THE INPUT |
---*---

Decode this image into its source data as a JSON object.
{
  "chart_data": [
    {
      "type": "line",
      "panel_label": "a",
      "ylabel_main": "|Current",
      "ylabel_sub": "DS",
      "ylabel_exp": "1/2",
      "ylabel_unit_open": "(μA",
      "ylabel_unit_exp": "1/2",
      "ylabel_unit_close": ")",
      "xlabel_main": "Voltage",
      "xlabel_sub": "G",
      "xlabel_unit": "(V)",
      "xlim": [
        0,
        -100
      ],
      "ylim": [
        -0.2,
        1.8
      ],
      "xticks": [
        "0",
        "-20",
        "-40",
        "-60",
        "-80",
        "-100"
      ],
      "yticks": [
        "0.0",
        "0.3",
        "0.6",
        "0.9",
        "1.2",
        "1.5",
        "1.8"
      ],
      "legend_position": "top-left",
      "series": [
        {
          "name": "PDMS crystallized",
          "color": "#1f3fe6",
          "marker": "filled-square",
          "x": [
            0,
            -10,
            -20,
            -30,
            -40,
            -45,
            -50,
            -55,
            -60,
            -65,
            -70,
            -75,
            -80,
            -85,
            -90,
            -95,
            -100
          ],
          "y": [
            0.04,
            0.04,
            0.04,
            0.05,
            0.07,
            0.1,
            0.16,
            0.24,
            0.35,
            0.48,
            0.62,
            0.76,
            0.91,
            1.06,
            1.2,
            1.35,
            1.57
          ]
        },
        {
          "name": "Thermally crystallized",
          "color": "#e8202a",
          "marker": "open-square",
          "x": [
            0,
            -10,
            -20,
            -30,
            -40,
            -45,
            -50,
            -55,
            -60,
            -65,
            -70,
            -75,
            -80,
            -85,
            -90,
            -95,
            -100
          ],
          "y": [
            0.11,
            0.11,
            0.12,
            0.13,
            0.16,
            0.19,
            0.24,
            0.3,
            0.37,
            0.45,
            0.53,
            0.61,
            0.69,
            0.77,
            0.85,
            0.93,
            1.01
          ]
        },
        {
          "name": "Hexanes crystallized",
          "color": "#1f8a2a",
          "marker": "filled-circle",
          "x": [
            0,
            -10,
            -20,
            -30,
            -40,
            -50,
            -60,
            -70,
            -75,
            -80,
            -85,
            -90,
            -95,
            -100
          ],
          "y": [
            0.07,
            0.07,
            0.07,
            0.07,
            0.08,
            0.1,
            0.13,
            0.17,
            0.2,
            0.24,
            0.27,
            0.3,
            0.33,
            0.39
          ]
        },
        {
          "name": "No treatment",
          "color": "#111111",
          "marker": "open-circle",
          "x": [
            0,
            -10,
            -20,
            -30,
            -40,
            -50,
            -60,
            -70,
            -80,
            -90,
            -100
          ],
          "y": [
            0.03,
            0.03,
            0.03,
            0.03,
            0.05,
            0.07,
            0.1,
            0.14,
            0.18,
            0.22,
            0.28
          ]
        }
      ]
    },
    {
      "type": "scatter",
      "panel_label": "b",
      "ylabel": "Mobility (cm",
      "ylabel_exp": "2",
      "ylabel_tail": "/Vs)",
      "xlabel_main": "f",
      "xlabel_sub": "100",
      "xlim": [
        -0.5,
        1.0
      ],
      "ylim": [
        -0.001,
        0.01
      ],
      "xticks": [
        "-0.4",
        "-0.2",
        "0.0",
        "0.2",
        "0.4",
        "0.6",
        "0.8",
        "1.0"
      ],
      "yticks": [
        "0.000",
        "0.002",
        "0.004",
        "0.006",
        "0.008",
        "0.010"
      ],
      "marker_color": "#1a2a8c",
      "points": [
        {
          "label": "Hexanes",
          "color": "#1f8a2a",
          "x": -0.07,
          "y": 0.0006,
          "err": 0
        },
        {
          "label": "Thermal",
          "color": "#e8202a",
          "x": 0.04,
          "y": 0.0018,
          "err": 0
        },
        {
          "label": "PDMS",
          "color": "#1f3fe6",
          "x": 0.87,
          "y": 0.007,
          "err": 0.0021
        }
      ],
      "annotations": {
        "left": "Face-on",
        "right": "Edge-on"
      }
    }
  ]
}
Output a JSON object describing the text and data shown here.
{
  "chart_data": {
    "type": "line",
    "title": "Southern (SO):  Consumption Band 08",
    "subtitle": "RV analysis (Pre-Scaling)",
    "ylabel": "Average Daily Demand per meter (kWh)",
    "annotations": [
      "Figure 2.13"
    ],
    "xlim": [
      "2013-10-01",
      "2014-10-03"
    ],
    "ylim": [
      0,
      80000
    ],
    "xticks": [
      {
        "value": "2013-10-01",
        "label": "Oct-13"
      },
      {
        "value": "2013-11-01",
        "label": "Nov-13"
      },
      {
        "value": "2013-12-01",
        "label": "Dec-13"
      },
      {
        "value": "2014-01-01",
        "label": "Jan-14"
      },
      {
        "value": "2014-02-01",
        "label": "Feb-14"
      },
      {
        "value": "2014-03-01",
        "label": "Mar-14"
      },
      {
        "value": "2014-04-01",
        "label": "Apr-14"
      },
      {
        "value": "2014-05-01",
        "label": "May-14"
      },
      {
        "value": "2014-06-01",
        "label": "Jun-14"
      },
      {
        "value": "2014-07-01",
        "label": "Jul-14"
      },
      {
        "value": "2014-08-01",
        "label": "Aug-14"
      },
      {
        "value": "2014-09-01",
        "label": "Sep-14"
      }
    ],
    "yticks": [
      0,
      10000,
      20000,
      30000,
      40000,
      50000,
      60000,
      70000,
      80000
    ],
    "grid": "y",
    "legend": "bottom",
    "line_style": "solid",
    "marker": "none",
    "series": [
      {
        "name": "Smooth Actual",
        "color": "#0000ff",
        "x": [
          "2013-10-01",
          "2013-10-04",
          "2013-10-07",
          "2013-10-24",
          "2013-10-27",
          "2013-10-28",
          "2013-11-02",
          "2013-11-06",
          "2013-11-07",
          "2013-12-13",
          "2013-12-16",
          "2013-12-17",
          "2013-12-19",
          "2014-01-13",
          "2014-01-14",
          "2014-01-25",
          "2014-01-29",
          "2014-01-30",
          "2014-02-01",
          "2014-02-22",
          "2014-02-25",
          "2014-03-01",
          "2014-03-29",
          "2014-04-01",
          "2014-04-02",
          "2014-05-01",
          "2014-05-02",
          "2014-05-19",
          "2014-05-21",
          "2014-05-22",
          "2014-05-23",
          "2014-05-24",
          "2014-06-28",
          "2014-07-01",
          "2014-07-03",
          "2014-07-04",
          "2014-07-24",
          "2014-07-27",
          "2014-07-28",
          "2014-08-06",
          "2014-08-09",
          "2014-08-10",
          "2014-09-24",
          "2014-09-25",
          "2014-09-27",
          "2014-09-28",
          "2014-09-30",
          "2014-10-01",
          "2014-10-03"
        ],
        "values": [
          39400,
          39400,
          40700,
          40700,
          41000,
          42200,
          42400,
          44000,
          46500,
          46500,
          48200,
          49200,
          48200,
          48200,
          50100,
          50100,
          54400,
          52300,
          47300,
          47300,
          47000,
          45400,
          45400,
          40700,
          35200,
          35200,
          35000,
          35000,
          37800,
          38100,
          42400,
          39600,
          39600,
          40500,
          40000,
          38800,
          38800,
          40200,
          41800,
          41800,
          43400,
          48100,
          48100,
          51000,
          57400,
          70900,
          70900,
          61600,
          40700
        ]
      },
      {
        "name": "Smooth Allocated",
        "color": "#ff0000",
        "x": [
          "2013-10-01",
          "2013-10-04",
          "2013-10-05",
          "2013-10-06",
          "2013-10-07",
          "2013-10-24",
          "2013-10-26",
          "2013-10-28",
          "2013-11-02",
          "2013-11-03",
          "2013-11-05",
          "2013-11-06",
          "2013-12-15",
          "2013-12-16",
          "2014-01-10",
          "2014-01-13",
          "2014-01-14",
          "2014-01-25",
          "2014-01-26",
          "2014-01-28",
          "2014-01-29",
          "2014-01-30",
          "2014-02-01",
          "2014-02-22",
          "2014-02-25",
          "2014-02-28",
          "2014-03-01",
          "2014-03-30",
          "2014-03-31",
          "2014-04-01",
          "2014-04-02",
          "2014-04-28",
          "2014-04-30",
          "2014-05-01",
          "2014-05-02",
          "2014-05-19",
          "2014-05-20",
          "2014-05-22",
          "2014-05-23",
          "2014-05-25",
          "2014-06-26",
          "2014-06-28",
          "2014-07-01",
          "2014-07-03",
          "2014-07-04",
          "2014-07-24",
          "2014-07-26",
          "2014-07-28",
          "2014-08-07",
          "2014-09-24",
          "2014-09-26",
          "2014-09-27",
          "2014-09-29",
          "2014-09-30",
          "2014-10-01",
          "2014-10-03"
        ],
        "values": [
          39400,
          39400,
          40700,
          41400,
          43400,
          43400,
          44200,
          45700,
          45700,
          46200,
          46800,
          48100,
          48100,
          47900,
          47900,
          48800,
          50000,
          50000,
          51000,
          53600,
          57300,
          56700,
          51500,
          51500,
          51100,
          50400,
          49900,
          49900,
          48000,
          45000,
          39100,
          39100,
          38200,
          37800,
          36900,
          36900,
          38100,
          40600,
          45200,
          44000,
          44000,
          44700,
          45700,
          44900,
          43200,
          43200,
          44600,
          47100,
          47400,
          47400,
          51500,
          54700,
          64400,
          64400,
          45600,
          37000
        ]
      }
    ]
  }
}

---*---

Select every line of the material above holding the word "circle" and copy it.

SOLUTION FOR THIS PROBLEM |
          "marker": "filled-circle",
          "marker": "open-circle",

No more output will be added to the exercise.